Goal of the exercise:
Copy each line where the word "Frequency" occurs.

Records to process:
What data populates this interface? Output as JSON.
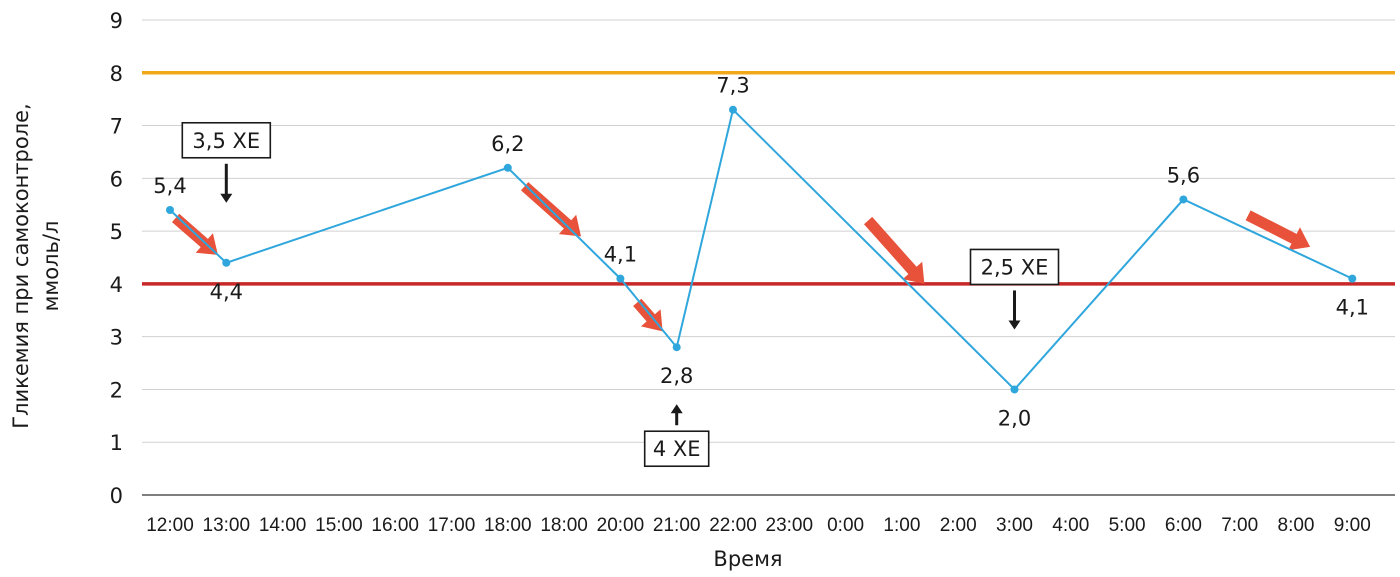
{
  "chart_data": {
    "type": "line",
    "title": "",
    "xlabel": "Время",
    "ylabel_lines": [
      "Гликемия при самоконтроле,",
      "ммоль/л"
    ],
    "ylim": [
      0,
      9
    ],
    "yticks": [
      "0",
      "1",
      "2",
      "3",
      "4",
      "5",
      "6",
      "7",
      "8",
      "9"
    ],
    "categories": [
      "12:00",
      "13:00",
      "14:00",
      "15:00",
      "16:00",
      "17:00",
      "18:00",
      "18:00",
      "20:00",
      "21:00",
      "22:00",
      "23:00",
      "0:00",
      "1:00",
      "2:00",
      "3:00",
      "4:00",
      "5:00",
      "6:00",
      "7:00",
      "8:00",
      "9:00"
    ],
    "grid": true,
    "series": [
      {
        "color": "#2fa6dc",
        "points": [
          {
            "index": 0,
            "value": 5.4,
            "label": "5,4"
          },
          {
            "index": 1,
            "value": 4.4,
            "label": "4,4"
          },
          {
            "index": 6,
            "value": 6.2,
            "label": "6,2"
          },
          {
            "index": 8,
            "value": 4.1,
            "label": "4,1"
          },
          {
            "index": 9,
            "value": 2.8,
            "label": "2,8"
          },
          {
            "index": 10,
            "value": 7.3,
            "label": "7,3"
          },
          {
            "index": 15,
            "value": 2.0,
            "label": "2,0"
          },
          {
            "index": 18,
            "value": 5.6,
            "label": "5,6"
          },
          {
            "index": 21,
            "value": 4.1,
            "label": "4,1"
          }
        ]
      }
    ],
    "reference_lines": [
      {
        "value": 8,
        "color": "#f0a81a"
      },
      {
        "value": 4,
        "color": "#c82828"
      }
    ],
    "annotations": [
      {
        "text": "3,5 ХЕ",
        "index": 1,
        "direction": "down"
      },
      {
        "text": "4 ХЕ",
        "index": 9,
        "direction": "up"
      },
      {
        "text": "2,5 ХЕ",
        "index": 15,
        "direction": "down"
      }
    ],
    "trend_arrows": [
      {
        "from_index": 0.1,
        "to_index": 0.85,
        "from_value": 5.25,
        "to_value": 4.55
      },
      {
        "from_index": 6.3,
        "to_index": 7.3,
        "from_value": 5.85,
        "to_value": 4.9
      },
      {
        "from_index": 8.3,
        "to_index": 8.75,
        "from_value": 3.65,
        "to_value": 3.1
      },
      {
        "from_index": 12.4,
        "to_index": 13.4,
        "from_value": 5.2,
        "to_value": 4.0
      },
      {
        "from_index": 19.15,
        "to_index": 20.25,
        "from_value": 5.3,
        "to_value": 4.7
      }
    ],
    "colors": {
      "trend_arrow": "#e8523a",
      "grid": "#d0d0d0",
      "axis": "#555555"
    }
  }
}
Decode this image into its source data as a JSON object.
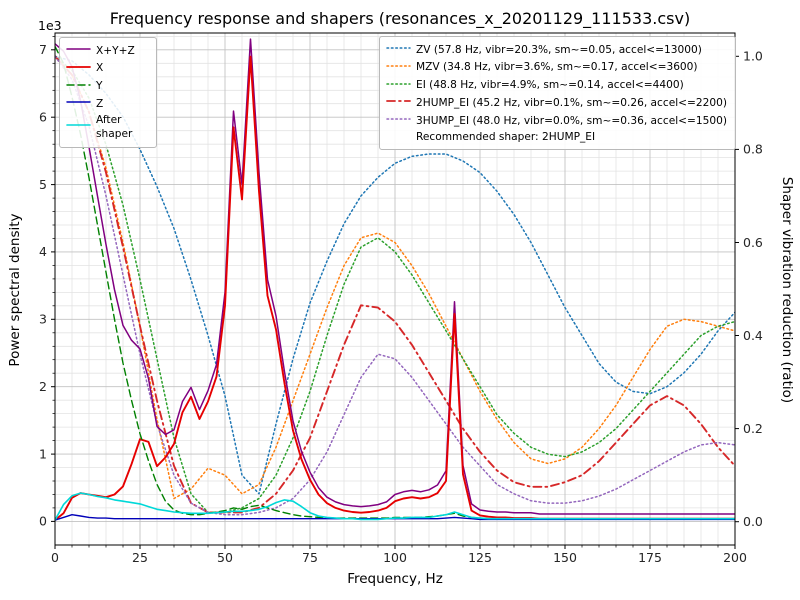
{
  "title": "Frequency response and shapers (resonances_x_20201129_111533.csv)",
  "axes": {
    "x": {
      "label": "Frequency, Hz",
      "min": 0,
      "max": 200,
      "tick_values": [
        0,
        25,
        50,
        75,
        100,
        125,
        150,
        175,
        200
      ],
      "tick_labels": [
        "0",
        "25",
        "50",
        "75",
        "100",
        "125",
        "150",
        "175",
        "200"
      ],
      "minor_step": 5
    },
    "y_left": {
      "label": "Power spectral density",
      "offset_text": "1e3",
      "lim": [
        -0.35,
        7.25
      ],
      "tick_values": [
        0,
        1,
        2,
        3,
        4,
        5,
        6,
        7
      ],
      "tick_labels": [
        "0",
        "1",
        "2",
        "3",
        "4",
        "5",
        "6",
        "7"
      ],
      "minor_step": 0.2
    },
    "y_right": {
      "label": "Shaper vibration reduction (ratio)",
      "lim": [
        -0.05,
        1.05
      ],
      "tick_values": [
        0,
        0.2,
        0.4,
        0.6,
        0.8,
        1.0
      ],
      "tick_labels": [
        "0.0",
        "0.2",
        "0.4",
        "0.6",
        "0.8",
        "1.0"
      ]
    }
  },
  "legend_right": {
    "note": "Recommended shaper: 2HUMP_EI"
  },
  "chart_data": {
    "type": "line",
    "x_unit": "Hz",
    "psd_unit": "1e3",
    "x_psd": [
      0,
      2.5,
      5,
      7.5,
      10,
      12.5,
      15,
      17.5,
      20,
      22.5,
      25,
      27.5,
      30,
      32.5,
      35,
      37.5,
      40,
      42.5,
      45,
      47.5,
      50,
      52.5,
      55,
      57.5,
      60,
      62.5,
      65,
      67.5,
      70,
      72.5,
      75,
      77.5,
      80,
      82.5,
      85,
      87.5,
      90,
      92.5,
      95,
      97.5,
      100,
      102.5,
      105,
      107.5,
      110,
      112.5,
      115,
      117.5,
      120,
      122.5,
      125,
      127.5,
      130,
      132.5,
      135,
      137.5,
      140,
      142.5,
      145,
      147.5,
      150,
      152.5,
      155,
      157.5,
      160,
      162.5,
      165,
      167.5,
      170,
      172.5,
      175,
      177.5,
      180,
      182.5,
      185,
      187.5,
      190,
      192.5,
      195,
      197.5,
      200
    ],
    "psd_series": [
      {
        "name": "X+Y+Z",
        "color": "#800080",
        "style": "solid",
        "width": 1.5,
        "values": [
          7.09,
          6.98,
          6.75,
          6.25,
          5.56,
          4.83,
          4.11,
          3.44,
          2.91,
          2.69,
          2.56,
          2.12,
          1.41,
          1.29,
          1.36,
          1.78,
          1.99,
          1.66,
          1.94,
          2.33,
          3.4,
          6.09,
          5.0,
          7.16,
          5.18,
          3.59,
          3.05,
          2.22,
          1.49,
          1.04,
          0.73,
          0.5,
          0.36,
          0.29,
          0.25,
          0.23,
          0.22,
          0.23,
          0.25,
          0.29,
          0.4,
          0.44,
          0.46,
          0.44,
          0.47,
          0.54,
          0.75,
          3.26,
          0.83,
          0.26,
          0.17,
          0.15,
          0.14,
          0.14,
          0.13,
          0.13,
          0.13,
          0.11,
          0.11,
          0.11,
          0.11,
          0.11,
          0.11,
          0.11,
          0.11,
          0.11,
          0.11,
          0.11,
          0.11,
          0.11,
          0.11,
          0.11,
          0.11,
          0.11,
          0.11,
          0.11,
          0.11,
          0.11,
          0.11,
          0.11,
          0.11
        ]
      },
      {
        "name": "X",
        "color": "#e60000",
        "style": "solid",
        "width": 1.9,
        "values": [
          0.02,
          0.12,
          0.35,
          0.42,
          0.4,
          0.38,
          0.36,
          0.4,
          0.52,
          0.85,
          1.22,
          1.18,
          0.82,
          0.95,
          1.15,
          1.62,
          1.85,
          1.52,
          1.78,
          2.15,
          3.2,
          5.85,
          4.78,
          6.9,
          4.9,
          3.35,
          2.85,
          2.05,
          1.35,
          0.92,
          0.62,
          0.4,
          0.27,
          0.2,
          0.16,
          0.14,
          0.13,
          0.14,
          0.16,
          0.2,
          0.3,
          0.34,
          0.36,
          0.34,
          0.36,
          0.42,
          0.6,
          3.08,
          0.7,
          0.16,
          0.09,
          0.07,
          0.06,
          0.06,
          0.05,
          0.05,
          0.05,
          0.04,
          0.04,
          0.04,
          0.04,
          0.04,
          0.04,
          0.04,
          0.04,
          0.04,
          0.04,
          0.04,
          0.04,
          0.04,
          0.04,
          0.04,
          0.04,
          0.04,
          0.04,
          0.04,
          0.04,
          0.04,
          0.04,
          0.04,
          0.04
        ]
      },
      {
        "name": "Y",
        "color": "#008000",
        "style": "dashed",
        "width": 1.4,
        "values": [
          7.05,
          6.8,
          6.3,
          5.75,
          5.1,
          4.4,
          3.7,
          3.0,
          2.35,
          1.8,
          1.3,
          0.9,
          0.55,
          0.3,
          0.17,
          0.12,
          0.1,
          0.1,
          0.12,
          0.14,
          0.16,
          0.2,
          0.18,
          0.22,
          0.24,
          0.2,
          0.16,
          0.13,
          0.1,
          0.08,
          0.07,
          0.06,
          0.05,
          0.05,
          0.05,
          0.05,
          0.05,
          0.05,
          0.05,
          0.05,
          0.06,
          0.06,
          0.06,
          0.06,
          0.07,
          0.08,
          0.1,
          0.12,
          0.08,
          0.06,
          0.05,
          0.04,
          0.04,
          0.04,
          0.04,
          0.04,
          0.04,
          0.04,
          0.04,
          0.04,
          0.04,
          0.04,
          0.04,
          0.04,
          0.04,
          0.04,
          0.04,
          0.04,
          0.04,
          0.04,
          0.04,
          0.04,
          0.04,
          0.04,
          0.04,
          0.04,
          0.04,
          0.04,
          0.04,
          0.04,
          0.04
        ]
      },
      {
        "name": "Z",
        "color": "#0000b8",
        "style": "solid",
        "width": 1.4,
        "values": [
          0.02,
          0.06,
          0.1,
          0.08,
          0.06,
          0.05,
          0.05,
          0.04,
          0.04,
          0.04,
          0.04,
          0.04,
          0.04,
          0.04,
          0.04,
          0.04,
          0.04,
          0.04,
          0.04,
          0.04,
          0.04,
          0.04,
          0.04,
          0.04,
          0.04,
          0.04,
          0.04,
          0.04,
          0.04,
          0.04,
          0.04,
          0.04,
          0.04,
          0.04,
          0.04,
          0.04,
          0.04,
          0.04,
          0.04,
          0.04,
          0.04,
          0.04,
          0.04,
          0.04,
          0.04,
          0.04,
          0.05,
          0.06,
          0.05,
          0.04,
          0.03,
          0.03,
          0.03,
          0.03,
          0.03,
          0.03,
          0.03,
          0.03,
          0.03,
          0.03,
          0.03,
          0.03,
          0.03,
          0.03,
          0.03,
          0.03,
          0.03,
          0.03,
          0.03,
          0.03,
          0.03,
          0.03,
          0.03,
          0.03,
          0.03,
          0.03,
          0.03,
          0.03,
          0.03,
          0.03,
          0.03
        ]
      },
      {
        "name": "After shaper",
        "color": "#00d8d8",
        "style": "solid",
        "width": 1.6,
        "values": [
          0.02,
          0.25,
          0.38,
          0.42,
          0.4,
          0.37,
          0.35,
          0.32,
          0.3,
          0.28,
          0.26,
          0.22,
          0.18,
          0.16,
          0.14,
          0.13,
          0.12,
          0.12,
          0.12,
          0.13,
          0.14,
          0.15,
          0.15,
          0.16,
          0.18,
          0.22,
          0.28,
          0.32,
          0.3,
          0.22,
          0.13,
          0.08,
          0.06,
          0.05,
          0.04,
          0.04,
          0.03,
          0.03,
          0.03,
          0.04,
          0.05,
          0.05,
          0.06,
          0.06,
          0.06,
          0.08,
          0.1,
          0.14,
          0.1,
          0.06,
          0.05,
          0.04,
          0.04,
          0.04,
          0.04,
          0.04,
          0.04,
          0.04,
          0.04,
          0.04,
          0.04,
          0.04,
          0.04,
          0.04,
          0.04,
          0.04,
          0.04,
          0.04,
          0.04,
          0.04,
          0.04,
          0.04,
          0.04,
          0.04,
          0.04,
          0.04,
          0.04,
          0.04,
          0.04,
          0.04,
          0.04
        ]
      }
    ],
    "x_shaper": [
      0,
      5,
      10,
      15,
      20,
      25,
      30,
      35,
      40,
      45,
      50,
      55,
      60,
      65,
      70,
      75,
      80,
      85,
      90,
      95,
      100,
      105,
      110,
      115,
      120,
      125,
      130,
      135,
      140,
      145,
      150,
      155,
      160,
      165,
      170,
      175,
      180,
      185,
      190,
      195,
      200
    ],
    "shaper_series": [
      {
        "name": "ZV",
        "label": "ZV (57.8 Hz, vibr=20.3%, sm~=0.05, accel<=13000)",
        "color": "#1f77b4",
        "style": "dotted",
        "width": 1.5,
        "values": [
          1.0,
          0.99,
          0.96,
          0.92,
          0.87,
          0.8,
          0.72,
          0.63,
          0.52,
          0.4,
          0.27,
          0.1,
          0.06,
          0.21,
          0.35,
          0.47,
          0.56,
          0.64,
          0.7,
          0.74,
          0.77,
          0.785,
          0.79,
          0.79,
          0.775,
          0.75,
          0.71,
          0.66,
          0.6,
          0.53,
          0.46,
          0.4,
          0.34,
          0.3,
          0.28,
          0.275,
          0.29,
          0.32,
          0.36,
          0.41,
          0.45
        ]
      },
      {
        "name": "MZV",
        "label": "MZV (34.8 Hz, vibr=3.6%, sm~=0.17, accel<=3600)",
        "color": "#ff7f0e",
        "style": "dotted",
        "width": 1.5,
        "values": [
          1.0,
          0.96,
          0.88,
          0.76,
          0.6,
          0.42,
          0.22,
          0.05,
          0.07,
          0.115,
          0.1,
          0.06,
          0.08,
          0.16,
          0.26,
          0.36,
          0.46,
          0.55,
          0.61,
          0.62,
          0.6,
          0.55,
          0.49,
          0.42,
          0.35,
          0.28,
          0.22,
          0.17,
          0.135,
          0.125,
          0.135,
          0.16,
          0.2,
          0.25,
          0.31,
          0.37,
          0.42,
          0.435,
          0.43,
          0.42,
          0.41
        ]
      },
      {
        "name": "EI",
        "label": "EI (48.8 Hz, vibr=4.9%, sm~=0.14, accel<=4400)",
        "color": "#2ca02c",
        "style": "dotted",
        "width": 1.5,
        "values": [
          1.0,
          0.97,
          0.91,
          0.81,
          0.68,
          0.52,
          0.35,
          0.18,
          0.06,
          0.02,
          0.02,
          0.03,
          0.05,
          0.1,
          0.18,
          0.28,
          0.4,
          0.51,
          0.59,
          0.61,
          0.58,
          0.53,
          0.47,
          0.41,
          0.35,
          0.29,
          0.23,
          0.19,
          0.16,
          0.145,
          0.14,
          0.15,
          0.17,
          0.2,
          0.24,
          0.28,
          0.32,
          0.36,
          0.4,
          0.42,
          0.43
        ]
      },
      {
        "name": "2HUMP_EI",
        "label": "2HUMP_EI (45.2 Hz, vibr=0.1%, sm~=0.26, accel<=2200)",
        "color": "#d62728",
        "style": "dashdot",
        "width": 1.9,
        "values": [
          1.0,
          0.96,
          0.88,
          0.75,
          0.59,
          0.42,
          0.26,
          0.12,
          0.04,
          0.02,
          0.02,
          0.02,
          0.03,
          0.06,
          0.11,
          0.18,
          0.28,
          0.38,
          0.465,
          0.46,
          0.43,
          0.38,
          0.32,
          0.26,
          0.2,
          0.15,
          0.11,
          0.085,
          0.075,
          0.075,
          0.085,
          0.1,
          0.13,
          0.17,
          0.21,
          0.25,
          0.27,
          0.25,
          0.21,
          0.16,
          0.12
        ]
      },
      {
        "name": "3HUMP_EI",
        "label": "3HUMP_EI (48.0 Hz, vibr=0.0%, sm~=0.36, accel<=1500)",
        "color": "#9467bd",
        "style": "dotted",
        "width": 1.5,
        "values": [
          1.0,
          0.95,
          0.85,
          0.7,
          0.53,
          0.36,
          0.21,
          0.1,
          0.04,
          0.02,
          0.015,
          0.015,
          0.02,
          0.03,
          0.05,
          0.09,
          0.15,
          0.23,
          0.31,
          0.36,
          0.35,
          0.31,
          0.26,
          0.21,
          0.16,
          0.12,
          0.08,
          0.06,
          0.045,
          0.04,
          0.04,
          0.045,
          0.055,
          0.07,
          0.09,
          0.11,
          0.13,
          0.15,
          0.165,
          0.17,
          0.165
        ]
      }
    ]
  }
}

Result:
  "title": "Frequency response and shapers (resonances_x_20201129_111533.csv)",
      "label": "Frequency, Hz",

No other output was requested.